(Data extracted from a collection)
----------
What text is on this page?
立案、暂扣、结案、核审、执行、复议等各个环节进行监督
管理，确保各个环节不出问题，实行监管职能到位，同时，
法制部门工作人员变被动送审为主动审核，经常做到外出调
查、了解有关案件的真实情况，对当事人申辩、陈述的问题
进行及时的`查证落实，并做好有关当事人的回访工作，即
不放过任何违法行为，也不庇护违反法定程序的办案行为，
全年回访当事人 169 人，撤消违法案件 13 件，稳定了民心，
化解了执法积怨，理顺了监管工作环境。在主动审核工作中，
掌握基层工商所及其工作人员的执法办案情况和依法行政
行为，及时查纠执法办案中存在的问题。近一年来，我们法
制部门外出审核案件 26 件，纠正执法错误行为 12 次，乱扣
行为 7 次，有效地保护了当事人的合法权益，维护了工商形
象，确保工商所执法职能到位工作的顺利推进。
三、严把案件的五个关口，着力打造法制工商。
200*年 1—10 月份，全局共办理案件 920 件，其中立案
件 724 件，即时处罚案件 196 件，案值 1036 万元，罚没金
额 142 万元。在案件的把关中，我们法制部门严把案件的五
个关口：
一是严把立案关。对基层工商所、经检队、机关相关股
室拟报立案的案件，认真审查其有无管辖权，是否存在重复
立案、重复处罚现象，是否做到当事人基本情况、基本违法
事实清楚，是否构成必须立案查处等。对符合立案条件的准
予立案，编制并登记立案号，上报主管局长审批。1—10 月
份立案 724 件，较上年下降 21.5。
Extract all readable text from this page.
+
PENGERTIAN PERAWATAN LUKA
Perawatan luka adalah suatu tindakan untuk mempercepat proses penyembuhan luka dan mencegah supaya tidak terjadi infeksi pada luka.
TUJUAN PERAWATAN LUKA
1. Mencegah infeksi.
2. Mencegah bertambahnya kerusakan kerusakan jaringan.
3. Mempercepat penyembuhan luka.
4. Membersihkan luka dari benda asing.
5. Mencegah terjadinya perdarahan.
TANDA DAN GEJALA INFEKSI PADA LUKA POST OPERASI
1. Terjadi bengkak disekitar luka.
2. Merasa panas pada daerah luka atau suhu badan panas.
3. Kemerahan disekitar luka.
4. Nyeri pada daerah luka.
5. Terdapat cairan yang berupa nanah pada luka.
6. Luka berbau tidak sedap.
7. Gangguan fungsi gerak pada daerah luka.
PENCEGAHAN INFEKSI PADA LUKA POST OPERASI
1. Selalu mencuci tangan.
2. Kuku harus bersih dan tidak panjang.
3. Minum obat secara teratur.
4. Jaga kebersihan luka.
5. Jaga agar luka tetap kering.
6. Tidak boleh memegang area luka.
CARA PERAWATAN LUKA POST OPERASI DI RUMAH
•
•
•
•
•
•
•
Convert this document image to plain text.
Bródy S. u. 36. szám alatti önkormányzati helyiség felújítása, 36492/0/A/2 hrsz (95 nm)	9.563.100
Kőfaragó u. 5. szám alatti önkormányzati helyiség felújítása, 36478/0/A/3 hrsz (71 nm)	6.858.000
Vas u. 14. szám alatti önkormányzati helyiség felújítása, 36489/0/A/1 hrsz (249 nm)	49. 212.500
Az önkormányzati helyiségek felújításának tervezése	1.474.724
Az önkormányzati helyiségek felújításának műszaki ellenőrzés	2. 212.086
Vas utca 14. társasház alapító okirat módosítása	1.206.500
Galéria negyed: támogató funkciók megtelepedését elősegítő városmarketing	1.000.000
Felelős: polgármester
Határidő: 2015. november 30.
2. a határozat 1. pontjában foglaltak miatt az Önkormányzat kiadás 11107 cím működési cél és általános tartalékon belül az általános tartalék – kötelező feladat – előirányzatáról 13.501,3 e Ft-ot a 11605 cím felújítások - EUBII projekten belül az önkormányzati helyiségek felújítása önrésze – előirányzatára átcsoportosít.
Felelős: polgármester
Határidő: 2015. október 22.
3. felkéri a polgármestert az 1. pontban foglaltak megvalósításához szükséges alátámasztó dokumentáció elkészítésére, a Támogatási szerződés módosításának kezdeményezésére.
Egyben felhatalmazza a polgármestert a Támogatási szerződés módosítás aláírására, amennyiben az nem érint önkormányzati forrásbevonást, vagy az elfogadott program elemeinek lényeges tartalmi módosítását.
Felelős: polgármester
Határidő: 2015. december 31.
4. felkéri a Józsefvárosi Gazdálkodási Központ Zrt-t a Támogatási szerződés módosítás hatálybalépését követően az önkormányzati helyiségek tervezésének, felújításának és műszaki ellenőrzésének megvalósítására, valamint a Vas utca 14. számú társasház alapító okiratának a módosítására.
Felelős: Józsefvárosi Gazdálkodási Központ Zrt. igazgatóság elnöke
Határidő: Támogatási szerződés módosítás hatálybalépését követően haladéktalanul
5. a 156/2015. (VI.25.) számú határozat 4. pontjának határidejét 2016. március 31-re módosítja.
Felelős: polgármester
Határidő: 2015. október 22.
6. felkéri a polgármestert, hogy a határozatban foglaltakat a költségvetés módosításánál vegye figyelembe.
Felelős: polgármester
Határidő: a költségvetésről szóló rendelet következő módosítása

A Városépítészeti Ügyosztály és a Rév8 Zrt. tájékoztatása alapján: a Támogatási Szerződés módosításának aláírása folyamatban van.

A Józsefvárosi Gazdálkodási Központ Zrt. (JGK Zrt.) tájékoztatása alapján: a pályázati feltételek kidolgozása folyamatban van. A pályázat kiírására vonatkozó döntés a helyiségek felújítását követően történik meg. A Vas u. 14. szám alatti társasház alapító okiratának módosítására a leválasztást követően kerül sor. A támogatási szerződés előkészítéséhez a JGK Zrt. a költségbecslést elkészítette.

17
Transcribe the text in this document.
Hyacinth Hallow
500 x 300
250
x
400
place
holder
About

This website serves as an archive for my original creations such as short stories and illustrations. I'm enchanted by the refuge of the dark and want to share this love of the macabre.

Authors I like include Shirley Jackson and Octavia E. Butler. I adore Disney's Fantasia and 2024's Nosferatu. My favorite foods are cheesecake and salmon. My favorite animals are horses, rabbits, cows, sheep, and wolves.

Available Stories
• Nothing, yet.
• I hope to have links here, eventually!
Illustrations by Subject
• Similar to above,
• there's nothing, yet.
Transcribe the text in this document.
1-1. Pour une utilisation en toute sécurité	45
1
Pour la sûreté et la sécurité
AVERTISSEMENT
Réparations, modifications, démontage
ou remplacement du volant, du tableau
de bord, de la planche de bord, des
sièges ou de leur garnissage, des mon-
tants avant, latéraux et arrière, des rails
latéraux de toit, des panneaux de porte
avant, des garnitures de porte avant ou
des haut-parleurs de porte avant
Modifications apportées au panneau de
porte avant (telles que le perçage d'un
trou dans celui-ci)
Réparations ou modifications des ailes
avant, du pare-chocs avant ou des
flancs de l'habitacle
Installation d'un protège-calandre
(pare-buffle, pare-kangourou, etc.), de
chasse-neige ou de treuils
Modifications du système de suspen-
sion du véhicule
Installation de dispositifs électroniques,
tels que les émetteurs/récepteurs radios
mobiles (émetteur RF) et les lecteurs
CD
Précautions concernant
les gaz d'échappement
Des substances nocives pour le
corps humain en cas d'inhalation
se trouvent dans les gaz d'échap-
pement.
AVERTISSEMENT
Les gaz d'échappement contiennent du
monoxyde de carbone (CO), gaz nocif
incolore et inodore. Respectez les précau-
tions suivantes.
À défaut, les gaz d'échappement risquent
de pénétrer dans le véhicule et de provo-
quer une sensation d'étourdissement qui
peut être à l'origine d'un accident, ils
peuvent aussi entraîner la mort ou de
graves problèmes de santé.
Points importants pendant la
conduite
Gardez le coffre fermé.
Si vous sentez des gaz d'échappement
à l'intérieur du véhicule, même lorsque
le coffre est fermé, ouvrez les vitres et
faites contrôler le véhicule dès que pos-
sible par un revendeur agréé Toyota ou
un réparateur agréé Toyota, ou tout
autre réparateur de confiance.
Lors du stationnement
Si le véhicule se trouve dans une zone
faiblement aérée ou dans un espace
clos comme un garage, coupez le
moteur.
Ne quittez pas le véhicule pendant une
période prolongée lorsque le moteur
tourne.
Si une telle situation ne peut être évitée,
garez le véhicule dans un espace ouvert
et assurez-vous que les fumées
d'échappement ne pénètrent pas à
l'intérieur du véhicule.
----------
■ WHAT IS ASKED ■
Every line above that contains the word "módosítása" should be reported.

■ TASK RESULT ■
Vas utca 14. társasház alapító okirat módosítása	1.206.500
Határidő: a költségvetésről szóló rendelet következő módosítása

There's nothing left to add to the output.